:: EXTRACTED INFORMATION ::
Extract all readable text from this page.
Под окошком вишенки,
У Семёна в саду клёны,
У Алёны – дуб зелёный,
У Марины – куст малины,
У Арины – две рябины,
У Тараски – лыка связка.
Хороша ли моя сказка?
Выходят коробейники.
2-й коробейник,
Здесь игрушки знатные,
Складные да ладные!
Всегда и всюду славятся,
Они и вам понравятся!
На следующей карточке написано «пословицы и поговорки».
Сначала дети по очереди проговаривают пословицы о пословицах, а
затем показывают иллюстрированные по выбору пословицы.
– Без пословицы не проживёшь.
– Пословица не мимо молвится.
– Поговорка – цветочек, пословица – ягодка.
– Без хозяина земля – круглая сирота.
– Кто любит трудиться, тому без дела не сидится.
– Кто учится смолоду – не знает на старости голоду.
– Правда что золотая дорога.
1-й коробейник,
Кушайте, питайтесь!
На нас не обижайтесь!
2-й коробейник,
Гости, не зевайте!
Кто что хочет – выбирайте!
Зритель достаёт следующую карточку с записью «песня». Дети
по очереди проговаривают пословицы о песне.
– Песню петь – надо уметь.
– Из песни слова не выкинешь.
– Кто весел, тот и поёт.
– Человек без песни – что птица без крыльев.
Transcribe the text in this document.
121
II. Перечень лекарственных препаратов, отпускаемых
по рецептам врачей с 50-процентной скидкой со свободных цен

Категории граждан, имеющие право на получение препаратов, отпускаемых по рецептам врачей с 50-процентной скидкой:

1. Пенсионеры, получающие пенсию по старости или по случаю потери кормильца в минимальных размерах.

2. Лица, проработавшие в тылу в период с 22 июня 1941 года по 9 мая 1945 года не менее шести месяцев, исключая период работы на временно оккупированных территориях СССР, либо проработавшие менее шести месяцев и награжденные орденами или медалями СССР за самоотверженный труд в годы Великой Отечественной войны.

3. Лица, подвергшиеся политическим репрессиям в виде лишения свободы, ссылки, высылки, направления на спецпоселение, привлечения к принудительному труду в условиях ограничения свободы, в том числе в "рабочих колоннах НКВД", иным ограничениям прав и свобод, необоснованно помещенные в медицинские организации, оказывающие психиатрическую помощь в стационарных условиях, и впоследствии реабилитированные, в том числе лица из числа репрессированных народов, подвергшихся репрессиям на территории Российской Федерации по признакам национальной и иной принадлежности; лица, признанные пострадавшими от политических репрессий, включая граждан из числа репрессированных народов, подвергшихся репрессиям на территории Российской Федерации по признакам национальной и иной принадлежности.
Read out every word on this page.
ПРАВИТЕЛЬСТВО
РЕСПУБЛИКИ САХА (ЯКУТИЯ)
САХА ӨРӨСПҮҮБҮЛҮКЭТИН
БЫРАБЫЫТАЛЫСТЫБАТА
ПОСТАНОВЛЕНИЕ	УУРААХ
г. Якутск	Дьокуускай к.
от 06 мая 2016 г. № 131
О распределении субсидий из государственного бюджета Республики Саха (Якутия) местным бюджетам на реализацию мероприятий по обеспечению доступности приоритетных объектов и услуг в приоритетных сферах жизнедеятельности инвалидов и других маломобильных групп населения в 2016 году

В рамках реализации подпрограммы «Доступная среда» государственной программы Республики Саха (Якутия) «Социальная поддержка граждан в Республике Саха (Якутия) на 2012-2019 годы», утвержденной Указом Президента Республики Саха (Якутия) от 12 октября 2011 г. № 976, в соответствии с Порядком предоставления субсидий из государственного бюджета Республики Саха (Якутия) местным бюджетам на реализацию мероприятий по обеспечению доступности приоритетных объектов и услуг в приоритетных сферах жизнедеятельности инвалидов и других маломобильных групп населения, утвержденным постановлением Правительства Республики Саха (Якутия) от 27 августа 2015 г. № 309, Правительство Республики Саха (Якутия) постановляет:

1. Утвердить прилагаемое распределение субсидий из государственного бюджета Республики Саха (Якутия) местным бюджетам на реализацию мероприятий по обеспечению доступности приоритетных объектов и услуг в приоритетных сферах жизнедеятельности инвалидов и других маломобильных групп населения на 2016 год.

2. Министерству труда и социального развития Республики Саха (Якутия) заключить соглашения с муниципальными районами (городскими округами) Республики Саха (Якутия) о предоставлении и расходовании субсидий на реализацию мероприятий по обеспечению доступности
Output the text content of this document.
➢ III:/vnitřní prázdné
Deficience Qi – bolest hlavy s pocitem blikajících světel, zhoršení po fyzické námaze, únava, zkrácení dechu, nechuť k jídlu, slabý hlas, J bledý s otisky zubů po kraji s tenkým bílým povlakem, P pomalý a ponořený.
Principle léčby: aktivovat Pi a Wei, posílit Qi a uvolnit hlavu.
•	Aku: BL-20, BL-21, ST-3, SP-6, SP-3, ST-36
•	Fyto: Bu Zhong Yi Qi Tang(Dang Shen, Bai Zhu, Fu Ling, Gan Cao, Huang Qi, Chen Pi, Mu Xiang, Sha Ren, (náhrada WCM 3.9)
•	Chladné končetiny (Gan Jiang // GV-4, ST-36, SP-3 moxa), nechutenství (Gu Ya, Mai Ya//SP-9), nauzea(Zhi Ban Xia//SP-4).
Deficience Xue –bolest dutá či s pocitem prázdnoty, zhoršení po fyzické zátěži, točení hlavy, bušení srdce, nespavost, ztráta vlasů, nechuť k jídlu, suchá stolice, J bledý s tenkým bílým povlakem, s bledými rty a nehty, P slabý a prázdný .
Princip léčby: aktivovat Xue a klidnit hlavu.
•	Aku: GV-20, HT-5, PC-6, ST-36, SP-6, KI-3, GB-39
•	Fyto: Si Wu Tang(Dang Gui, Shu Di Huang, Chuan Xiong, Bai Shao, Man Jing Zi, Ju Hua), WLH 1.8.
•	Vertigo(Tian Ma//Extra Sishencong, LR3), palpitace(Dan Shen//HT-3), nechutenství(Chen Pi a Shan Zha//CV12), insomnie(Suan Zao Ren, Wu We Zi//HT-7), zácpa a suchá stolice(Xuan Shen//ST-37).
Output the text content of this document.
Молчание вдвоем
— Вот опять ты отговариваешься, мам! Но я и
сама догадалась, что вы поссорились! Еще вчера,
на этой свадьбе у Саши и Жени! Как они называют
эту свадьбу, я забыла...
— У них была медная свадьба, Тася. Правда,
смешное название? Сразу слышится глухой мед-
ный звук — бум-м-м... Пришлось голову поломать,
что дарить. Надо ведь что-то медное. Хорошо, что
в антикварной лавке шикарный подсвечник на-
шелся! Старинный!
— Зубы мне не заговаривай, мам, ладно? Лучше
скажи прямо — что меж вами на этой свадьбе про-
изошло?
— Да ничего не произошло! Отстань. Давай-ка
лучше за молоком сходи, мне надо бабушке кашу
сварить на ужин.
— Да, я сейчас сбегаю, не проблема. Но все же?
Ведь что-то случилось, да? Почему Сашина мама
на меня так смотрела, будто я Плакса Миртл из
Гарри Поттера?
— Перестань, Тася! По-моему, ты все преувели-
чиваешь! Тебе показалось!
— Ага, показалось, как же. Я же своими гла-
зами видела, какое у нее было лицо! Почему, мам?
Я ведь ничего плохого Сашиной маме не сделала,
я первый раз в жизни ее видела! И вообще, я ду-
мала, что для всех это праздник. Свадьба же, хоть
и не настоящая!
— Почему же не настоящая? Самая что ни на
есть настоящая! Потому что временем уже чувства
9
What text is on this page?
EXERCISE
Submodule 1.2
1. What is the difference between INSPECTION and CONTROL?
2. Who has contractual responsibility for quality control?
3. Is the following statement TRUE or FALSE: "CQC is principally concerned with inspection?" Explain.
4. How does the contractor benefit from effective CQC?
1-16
:::
→ WHAT IS REQUIRED: Select every line in the material above where the string "zhoršení" occurs, and copy it.

→ ANSWER FOR THE TASK:
Deficience Qi – bolest hlavy s pocitem blikajících světel, zhoršení po fyzické námaze, únava, zkrácení dechu, nechuť k jídlu, slabý hlas, J bledý s otisky zubů po kraji s tenkým bílým povlakem, P pomalý a ponořený.
Deficience Xue –bolest dutá či s pocitem prázdnoty, zhoršení po fyzické zátěži, točení hlavy, bušení srdce, nespavost, ztráta vlasů, nechuť k jídlu, suchá stolice, J bledý s tenkým bílým povlakem, s bledými rty a nehty, P slabý a prázdný .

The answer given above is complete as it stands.